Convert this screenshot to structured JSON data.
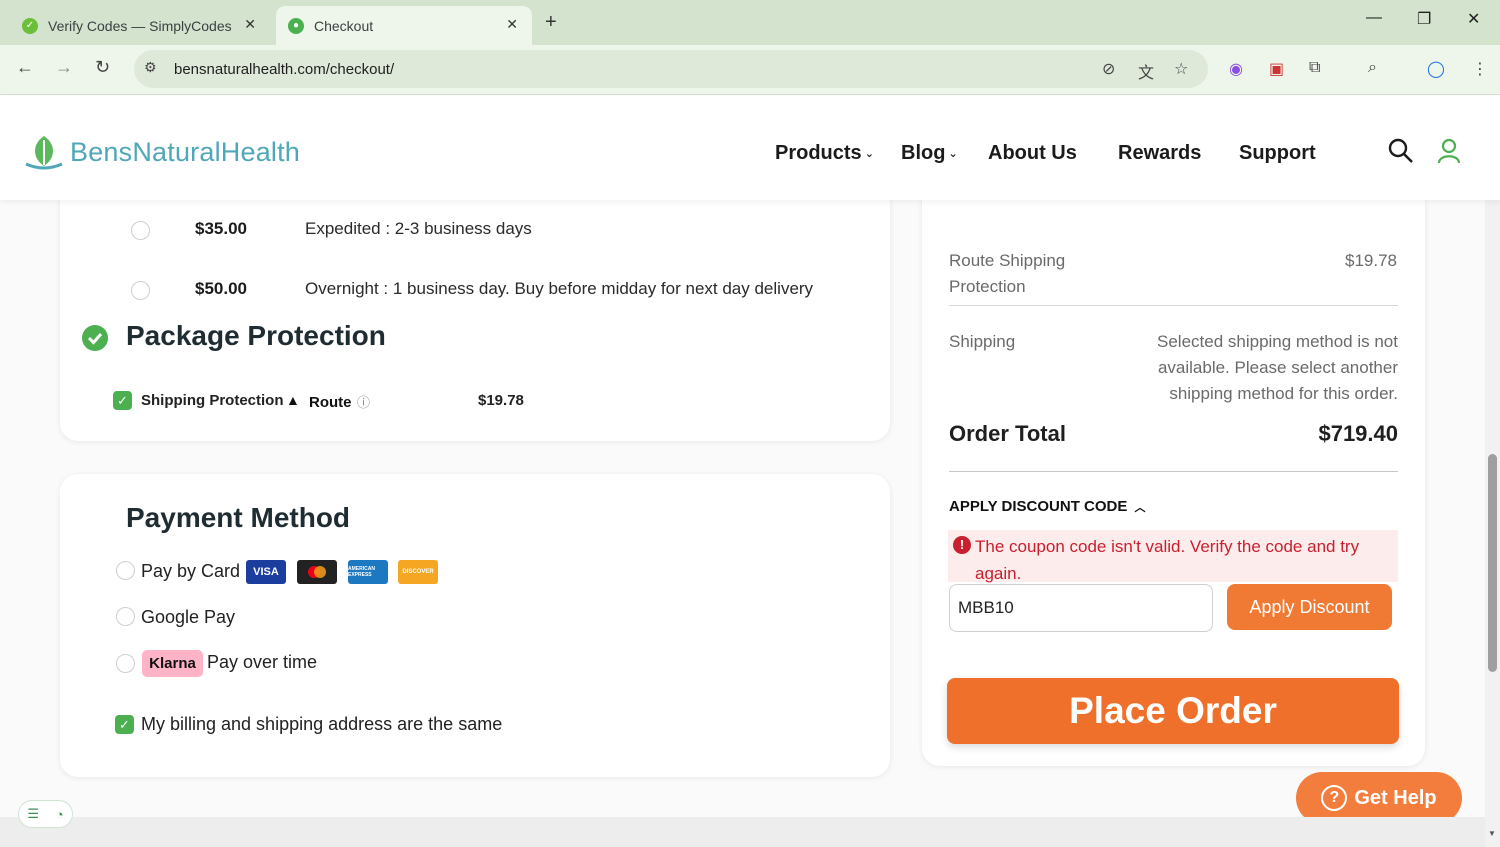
{
  "browser": {
    "tabs": [
      {
        "title": "Verify Codes — SimplyCodes",
        "active": false
      },
      {
        "title": "Checkout",
        "active": true
      }
    ],
    "url": "bensnaturalhealth.com/checkout/"
  },
  "header": {
    "brand": "BensNaturalHealth",
    "nav": [
      "Products",
      "Blog",
      "About Us",
      "Rewards",
      "Support"
    ]
  },
  "shipping_options": [
    {
      "price": "$35.00",
      "description": "Expedited : 2-3 business days"
    },
    {
      "price": "$50.00",
      "description": "Overnight : 1 business day. Buy before midday for next day delivery"
    }
  ],
  "package_protection": {
    "title": "Package Protection",
    "item_label": "Shipping Protection",
    "provider": "Route",
    "price": "$19.78",
    "checked": true
  },
  "payment": {
    "title": "Payment Method",
    "options": [
      {
        "label": "Pay by Card"
      },
      {
        "label": "Google Pay"
      },
      {
        "label": "Pay over time",
        "badge": "Klarna"
      }
    ],
    "card_brands": [
      "VISA",
      "mastercard",
      "AMERICAN EXPRESS",
      "DISCOVER"
    ],
    "billing_same_label": "My billing and shipping address are the same",
    "billing_same_checked": true
  },
  "summary": {
    "route_label": "Route Shipping Protection",
    "route_value": "$19.78",
    "shipping_label": "Shipping",
    "shipping_value": "Selected shipping method is not available. Please select another shipping method for this order.",
    "total_label": "Order Total",
    "total_value": "$719.40",
    "discount_heading": "APPLY DISCOUNT CODE",
    "error_message": "The coupon code isn't valid. Verify the code and try again.",
    "coupon_value": "MBB10",
    "apply_label": "Apply Discount",
    "place_order_label": "Place Order"
  },
  "help_label": "Get Help",
  "colors": {
    "accent_orange": "#ef702a",
    "check_green": "#4caf50",
    "brand_teal": "#4fa7b8",
    "error_red": "#c8202f"
  }
}
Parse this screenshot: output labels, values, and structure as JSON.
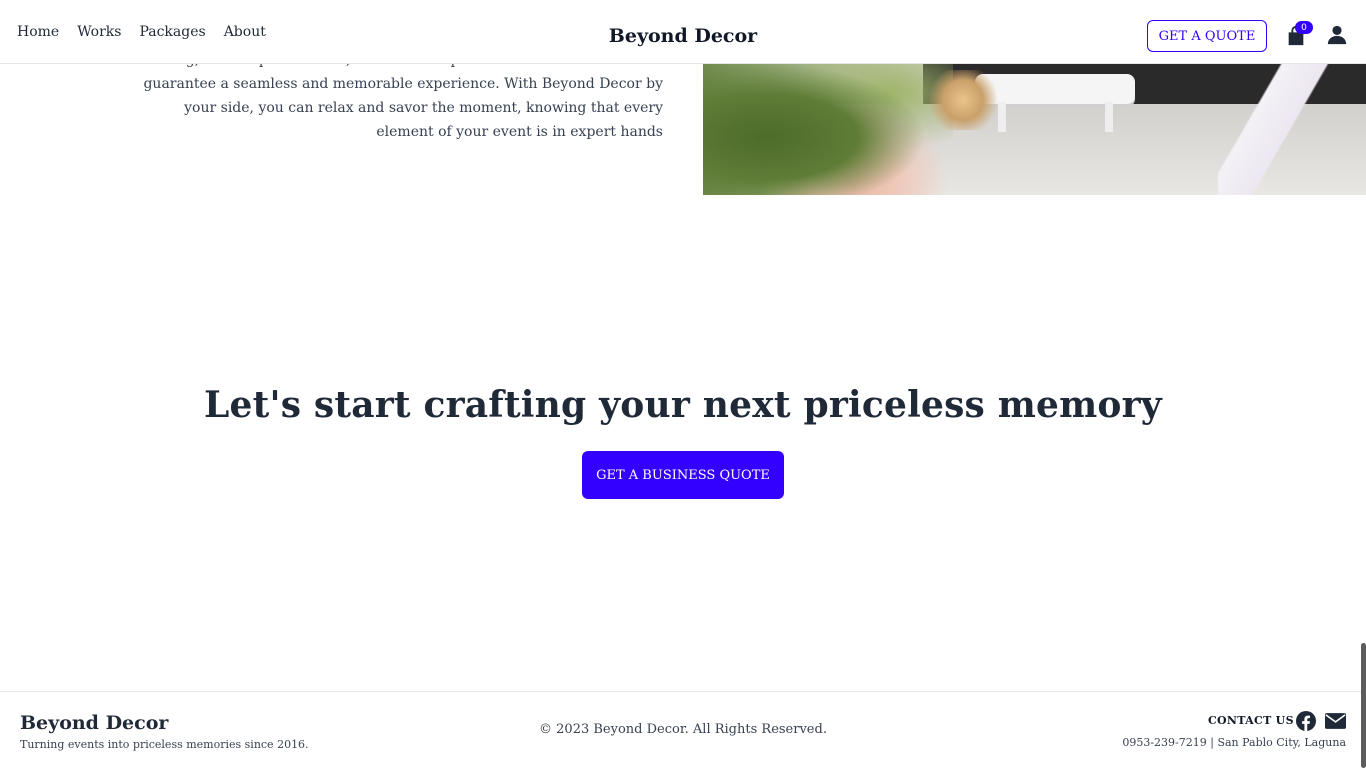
{
  "header": {
    "nav": [
      {
        "label": "Home"
      },
      {
        "label": "Works"
      },
      {
        "label": "Packages"
      },
      {
        "label": "About"
      }
    ],
    "brand": "Beyond Decor",
    "quote_button": "GET A QUOTE",
    "cart_count": "0"
  },
  "intro": {
    "lines": [
      "wedding, or a corporate affair, our team's expertise and attention to detail",
      "guarantee a seamless and memorable experience. With Beyond Decor by",
      "your side, you can relax and savor the moment, knowing that every",
      "element of your event is in expert hands"
    ]
  },
  "cta": {
    "title": "Let's start crafting your next priceless memory",
    "button": "GET A BUSINESS QUOTE"
  },
  "footer": {
    "brand": "Beyond Decor",
    "tagline": "Turning events into priceless memories since 2016.",
    "copyright": "© 2023 Beyond Decor. All Rights Reserved.",
    "contact_label": "CONTACT US",
    "contact_info": "0953-239-7219 | San Pablo City, Laguna"
  },
  "colors": {
    "accent": "#3300ff",
    "text": "#1f2937"
  },
  "icons": [
    "shopping-bag-icon",
    "user-icon",
    "facebook-icon",
    "envelope-icon"
  ]
}
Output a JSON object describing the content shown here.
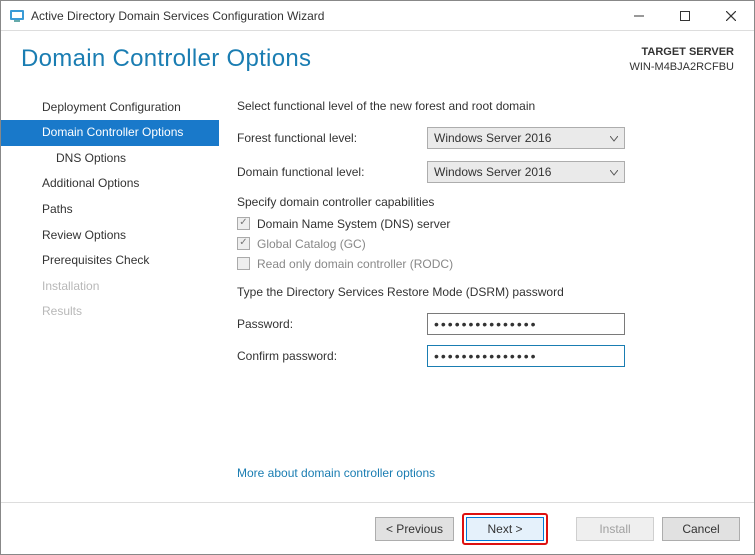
{
  "titlebar": {
    "title": "Active Directory Domain Services Configuration Wizard"
  },
  "header": {
    "title": "Domain Controller Options",
    "target_label": "TARGET SERVER",
    "target_name": "WIN-M4BJA2RCFBU"
  },
  "sidebar": {
    "items": [
      {
        "label": "Deployment Configuration",
        "level": 1,
        "state": ""
      },
      {
        "label": "Domain Controller Options",
        "level": 1,
        "state": "selected"
      },
      {
        "label": "DNS Options",
        "level": 2,
        "state": ""
      },
      {
        "label": "Additional Options",
        "level": 1,
        "state": ""
      },
      {
        "label": "Paths",
        "level": 1,
        "state": ""
      },
      {
        "label": "Review Options",
        "level": 1,
        "state": ""
      },
      {
        "label": "Prerequisites Check",
        "level": 1,
        "state": ""
      },
      {
        "label": "Installation",
        "level": 1,
        "state": "disabled"
      },
      {
        "label": "Results",
        "level": 1,
        "state": "disabled"
      }
    ]
  },
  "content": {
    "intro": "Select functional level of the new forest and root domain",
    "forest_label": "Forest functional level:",
    "forest_value": "Windows Server 2016",
    "domain_label": "Domain functional level:",
    "domain_value": "Windows Server 2016",
    "capabilities_label": "Specify domain controller capabilities",
    "chk_dns": "Domain Name System (DNS) server",
    "chk_gc": "Global Catalog (GC)",
    "chk_rodc": "Read only domain controller (RODC)",
    "dsrm_intro": "Type the Directory Services Restore Mode (DSRM) password",
    "pwd_label": "Password:",
    "pwd_confirm_label": "Confirm password:",
    "pwd_mask": "•••••••••••••••",
    "link": "More about domain controller options"
  },
  "footer": {
    "prev": "< Previous",
    "next": "Next >",
    "install": "Install",
    "cancel": "Cancel"
  }
}
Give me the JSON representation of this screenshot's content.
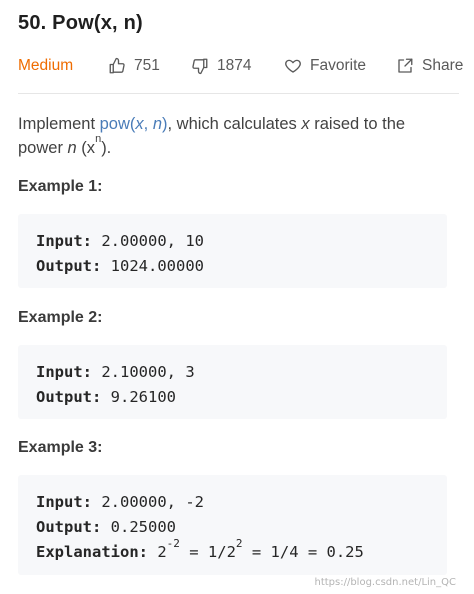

- - -

▶ Instruction: Strip out the pictures and quote the remaining data word for word.

▶ Solution to this task:
Convert this screenshot to structured JSON data.
{
  "browser": {
    "tabs": [
      {
        "title": "Verify Codes — SimplyCodes",
        "active": false
      },
      {
        "title": "Checkout",
        "active": true
      }
    ],
    "url": "bensnaturalhealth.com/checkout/"
  },
  "header": {
    "brand": "BensNaturalHealth",
    "nav": [
      "Products",
      "Blog",
      "About Us",
      "Rewards",
      "Support"
    ]
  },
  "shipping_options": [
    {
      "price": "$35.00",
      "description": "Expedited : 2-3 business days"
    },
    {
      "price": "$50.00",
      "description": "Overnight : 1 business day. Buy before midday for next day delivery"
    }
  ],
  "package_protection": {
    "title": "Package Protection",
    "item_label": "Shipping Protection",
    "provider": "Route",
    "price": "$19.78",
    "checked": true
  },
  "payment": {
    "title": "Payment Method",
    "options": [
      {
        "label": "Pay by Card"
      },
      {
        "label": "Google Pay"
      },
      {
        "label": "Pay over time",
        "badge": "Klarna"
      }
    ],
    "card_brands": [
      "VISA",
      "mastercard",
      "AMERICAN EXPRESS",
      "DISCOVER"
    ],
    "billing_same_label": "My billing and shipping address are the same",
    "billing_same_checked": true
  },
  "summary": {
    "route_label": "Route Shipping Protection",
    "route_value": "$19.78",
    "shipping_label": "Shipping",
    "shipping_value": "Selected shipping method is not available. Please select another shipping method for this order.",
    "total_label": "Order Total",
    "total_value": "$719.40",
    "discount_heading": "APPLY DISCOUNT CODE",
    "error_message": "The coupon code isn't valid. Verify the code and try again.",
    "coupon_value": "MBB10",
    "apply_label": "Apply Discount",
    "place_order_label": "Place Order"
  },
  "help_label": "Get Help",
  "colors": {
    "accent_orange": "#ef702a",
    "check_green": "#4caf50",
    "brand_teal": "#4fa7b8",
    "error_red": "#c8202f"
  }
}
Parse this screenshot: output labels, values, and structure as JSON.
{
  "header": {
    "nav": [
      {
        "label": "Home"
      },
      {
        "label": "Works"
      },
      {
        "label": "Packages"
      },
      {
        "label": "About"
      }
    ],
    "brand": "Beyond Decor",
    "quote_button": "GET A QUOTE",
    "cart_count": "0"
  },
  "intro": {
    "lines": [
      "wedding, or a corporate affair, our team's expertise and attention to detail",
      "guarantee a seamless and memorable experience. With Beyond Decor by",
      "your side, you can relax and savor the moment, knowing that every",
      "element of your event is in expert hands"
    ]
  },
  "cta": {
    "title": "Let's start crafting your next priceless memory",
    "button": "GET A BUSINESS QUOTE"
  },
  "footer": {
    "brand": "Beyond Decor",
    "tagline": "Turning events into priceless memories since 2016.",
    "copyright": "© 2023 Beyond Decor. All Rights Reserved.",
    "contact_label": "CONTACT US",
    "contact_info": "0953-239-7219 | San Pablo City, Laguna"
  },
  "colors": {
    "accent": "#3300ff",
    "text": "#1f2937"
  },
  "icons": [
    "shopping-bag-icon",
    "user-icon",
    "facebook-icon",
    "envelope-icon"
  ]
}
Output a JSON object describing the content shown here.
{
  "titlebar": {
    "title": "Active Directory Domain Services Configuration Wizard"
  },
  "header": {
    "title": "Domain Controller Options",
    "target_label": "TARGET SERVER",
    "target_name": "WIN-M4BJA2RCFBU"
  },
  "sidebar": {
    "items": [
      {
        "label": "Deployment Configuration",
        "level": 1,
        "state": ""
      },
      {
        "label": "Domain Controller Options",
        "level": 1,
        "state": "selected"
      },
      {
        "label": "DNS Options",
        "level": 2,
        "state": ""
      },
      {
        "label": "Additional Options",
        "level": 1,
        "state": ""
      },
      {
        "label": "Paths",
        "level": 1,
        "state": ""
      },
      {
        "label": "Review Options",
        "level": 1,
        "state": ""
      },
      {
        "label": "Prerequisites Check",
        "level": 1,
        "state": ""
      },
      {
        "label": "Installation",
        "level": 1,
        "state": "disabled"
      },
      {
        "label": "Results",
        "level": 1,
        "state": "disabled"
      }
    ]
  },
  "content": {
    "intro": "Select functional level of the new forest and root domain",
    "forest_label": "Forest functional level:",
    "forest_value": "Windows Server 2016",
    "domain_label": "Domain functional level:",
    "domain_value": "Windows Server 2016",
    "capabilities_label": "Specify domain controller capabilities",
    "chk_dns": "Domain Name System (DNS) server",
    "chk_gc": "Global Catalog (GC)",
    "chk_rodc": "Read only domain controller (RODC)",
    "dsrm_intro": "Type the Directory Services Restore Mode (DSRM) password",
    "pwd_label": "Password:",
    "pwd_confirm_label": "Confirm password:",
    "pwd_mask": "•••••••••••••••",
    "link": "More about domain controller options"
  },
  "footer": {
    "prev": "< Previous",
    "next": "Next >",
    "install": "Install",
    "cancel": "Cancel"
  }
}
Give me the JSON representation of this screenshot's content.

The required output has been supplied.